_Data provided:_

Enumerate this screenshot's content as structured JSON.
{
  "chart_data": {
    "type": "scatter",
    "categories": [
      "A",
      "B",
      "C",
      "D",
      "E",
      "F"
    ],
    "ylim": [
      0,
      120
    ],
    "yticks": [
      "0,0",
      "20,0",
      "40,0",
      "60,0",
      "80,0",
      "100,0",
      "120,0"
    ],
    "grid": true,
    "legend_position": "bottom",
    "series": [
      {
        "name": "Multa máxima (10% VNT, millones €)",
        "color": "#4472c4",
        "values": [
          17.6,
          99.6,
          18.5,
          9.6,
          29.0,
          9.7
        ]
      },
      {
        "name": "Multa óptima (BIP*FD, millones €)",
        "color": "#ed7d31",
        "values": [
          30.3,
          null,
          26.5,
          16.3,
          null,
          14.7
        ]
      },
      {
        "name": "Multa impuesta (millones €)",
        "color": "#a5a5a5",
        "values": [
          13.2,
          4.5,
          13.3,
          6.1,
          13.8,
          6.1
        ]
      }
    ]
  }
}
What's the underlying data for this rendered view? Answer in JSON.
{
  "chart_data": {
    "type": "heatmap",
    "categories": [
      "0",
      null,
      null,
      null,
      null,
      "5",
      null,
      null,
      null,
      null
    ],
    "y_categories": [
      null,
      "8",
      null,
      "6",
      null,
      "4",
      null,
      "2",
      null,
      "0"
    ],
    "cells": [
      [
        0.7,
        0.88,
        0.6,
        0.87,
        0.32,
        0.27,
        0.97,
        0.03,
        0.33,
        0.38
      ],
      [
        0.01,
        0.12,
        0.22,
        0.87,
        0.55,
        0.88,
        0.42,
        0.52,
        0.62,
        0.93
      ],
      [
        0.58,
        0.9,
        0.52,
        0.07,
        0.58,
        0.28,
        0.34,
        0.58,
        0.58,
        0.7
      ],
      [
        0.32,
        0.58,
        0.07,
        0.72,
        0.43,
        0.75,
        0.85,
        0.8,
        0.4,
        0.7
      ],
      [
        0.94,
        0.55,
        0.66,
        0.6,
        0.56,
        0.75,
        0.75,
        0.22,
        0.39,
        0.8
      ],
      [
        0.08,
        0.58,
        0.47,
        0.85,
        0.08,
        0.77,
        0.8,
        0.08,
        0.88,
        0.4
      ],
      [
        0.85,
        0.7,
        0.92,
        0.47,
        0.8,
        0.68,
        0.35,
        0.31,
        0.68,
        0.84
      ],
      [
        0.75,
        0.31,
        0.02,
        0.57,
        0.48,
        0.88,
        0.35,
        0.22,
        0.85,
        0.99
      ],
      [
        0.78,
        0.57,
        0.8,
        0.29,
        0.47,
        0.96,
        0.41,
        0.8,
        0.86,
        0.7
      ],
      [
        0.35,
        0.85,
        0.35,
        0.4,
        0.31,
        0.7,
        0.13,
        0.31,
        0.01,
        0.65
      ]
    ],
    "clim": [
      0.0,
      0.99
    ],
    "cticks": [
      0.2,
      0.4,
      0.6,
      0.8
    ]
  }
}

_Problem to work on:_ Set down the entries above again, word for word.

_The response:_
Enumerate this screenshot's content as structured JSON.
{
  "chart_data": {
    "type": "scatter",
    "categories": [
      "A",
      "B",
      "C",
      "D",
      "E",
      "F"
    ],
    "ylim": [
      0,
      120
    ],
    "yticks": [
      "0,0",
      "20,0",
      "40,0",
      "60,0",
      "80,0",
      "100,0",
      "120,0"
    ],
    "grid": true,
    "legend_position": "bottom",
    "series": [
      {
        "name": "Multa máxima (10% VNT, millones €)",
        "color": "#4472c4",
        "values": [
          17.6,
          99.6,
          18.5,
          9.6,
          29.0,
          9.7
        ]
      },
      {
        "name": "Multa óptima (BIP*FD, millones €)",
        "color": "#ed7d31",
        "values": [
          30.3,
          null,
          26.5,
          16.3,
          null,
          14.7
        ]
      },
      {
        "name": "Multa impuesta (millones €)",
        "color": "#a5a5a5",
        "values": [
          13.2,
          4.5,
          13.3,
          6.1,
          13.8,
          6.1
        ]
      }
    ]
  }
}
What's the underlying data for this rendered view? Answer in JSON.
{
  "chart_data": {
    "type": "heatmap",
    "categories": [
      "0",
      null,
      null,
      null,
      null,
      "5",
      null,
      null,
      null,
      null
    ],
    "y_categories": [
      null,
      "8",
      null,
      "6",
      null,
      "4",
      null,
      "2",
      null,
      "0"
    ],
    "cells": [
      [
        0.7,
        0.88,
        0.6,
        0.87,
        0.32,
        0.27,
        0.97,
        0.03,
        0.33,
        0.38
      ],
      [
        0.01,
        0.12,
        0.22,
        0.87,
        0.55,
        0.88,
        0.42,
        0.52,
        0.62,
        0.93
      ],
      [
        0.58,
        0.9,
        0.52,
        0.07,
        0.58,
        0.28,
        0.34,
        0.58,
        0.58,
        0.7
      ],
      [
        0.32,
        0.58,
        0.07,
        0.72,
        0.43,
        0.75,
        0.85,
        0.8,
        0.4,
        0.7
      ],
      [
        0.94,
        0.55,
        0.66,
        0.6,
        0.56,
        0.75,
        0.75,
        0.22,
        0.39,
        0.8
      ],
      [
        0.08,
        0.58,
        0.47,
        0.85,
        0.08,
        0.77,
        0.8,
        0.08,
        0.88,
        0.4
      ],
      [
        0.85,
        0.7,
        0.92,
        0.47,
        0.8,
        0.68,
        0.35,
        0.31,
        0.68,
        0.84
      ],
      [
        0.75,
        0.31,
        0.02,
        0.57,
        0.48,
        0.88,
        0.35,
        0.22,
        0.85,
        0.99
      ],
      [
        0.78,
        0.57,
        0.8,
        0.29,
        0.47,
        0.96,
        0.41,
        0.8,
        0.86,
        0.7
      ],
      [
        0.35,
        0.85,
        0.35,
        0.4,
        0.31,
        0.7,
        0.13,
        0.31,
        0.01,
        0.65
      ]
    ],
    "clim": [
      0.0,
      0.99
    ],
    "cticks": [
      0.2,
      0.4,
      0.6,
      0.8
    ]
  }
}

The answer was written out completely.